--- start ---

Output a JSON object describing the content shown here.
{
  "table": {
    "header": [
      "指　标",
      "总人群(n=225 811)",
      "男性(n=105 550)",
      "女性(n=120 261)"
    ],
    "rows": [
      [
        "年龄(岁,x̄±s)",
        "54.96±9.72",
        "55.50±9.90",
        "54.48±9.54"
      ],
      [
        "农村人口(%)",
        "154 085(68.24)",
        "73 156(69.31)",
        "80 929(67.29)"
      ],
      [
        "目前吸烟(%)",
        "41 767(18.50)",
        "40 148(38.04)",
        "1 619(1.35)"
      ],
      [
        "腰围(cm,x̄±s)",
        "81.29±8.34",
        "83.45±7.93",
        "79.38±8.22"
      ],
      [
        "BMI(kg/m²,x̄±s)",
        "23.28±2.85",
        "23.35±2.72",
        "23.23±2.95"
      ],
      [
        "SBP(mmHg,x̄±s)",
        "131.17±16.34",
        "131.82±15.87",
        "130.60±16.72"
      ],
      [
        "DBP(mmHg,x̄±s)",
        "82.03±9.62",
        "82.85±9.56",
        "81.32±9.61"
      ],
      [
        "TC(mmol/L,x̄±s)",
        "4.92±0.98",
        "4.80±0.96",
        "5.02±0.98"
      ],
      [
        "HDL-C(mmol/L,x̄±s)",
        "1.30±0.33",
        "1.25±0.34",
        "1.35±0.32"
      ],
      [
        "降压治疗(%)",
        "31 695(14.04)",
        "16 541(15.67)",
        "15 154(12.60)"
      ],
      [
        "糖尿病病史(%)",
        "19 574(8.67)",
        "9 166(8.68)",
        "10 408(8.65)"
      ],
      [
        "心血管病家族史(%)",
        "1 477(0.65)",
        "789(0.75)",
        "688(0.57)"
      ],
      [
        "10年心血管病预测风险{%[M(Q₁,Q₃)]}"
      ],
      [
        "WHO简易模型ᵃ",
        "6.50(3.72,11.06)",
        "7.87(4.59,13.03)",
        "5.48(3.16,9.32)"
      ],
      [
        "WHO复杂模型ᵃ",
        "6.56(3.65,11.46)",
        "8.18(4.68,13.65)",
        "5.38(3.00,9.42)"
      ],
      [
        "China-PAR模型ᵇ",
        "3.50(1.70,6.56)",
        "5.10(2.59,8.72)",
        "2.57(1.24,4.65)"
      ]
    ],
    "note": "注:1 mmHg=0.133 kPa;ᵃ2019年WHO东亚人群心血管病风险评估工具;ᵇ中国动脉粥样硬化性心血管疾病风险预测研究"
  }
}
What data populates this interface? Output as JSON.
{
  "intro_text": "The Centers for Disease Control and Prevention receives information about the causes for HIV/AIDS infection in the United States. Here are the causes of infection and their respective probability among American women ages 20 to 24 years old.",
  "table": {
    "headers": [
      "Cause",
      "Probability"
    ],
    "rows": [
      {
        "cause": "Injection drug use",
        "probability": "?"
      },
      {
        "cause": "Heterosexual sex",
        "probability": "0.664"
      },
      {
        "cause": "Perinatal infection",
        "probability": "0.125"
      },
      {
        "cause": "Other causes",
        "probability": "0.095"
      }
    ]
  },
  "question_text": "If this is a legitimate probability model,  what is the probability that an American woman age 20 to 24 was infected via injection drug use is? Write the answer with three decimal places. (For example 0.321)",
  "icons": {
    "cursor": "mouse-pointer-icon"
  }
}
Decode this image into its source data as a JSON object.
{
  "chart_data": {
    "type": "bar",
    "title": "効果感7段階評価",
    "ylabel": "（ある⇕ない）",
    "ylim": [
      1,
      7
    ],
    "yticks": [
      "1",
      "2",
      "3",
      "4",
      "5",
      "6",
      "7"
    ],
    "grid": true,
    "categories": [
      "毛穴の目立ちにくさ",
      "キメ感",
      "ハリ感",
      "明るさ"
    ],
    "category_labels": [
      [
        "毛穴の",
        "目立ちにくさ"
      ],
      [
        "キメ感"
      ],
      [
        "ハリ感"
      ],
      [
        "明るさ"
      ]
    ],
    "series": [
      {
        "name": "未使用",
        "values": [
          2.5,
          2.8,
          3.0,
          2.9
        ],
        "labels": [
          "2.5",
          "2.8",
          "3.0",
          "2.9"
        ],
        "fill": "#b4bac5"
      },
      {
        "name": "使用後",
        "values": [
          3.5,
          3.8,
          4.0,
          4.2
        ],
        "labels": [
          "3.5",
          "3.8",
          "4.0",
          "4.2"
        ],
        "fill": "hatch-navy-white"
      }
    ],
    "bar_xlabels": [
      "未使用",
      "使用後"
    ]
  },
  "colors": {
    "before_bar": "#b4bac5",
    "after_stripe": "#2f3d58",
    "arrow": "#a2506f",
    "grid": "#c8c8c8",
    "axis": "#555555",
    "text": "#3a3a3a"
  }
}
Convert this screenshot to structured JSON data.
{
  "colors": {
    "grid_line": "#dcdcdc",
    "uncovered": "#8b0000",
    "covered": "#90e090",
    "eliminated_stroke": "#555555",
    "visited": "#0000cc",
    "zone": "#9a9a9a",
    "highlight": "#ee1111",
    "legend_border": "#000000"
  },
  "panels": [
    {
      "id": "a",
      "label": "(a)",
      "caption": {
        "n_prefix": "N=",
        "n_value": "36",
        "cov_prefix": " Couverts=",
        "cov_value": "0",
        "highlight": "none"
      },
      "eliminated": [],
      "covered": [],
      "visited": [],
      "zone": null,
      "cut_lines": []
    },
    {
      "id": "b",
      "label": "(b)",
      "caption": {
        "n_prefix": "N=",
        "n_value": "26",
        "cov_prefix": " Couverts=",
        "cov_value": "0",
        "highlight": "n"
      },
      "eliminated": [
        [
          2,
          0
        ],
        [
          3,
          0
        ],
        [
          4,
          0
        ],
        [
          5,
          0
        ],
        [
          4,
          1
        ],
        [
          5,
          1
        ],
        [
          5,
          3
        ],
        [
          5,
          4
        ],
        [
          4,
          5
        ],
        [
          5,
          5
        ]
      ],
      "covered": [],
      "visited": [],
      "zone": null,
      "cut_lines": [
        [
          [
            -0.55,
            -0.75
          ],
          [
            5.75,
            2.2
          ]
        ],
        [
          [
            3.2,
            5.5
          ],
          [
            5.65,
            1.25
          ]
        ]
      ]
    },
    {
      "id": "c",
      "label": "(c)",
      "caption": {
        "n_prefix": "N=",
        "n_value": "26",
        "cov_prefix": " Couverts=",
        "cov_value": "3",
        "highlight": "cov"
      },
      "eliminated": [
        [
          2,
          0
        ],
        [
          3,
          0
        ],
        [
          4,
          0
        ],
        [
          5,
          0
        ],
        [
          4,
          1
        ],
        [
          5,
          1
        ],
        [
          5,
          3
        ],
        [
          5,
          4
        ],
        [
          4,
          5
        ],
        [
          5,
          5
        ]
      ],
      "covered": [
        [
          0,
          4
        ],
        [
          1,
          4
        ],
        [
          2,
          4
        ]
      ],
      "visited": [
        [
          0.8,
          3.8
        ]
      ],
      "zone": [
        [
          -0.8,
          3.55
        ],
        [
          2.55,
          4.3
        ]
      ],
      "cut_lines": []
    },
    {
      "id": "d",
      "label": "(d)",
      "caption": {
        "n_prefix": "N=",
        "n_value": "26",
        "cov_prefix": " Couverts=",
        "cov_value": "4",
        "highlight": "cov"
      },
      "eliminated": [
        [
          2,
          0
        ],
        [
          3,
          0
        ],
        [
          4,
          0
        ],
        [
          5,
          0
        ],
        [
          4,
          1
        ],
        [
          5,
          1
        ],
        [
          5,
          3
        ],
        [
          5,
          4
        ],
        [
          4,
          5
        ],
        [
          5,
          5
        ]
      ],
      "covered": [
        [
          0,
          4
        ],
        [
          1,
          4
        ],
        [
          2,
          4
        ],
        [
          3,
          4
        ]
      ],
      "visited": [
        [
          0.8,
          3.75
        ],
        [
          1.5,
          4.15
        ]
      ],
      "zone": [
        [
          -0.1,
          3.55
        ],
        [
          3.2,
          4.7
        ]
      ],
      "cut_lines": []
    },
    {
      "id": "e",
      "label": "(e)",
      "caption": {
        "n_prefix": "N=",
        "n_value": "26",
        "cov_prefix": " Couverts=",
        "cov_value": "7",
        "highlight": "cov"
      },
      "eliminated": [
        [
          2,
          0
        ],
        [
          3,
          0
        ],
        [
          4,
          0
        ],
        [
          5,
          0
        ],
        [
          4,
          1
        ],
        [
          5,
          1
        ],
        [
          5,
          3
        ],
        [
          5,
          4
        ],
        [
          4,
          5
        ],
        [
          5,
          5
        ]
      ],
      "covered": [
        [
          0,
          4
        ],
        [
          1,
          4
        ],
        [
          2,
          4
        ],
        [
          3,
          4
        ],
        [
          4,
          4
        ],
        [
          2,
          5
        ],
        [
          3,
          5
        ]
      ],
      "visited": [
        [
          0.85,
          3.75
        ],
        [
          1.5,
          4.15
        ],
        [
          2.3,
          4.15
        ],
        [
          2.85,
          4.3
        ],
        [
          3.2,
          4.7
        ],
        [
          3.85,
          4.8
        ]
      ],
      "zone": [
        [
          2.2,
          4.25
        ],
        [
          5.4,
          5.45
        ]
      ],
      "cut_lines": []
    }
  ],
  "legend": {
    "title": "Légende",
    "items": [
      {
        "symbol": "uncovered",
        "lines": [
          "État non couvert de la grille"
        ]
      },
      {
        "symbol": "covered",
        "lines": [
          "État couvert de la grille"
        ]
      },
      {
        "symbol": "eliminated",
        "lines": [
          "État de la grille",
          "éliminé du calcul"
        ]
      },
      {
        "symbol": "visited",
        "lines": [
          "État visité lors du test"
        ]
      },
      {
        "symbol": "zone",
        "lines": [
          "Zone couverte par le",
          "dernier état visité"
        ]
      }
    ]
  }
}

--- end ---

§ Given problem:
Find the lines holding "causes" and list every one.

§ Response to this task:
  "intro_text": "The Centers for Disease Control and Prevention receives information about the causes for HIV/AIDS infection in the United States. Here are the causes of infection and their respective probability among American women ages 20 to 24 years old.",
        "cause": "Other causes",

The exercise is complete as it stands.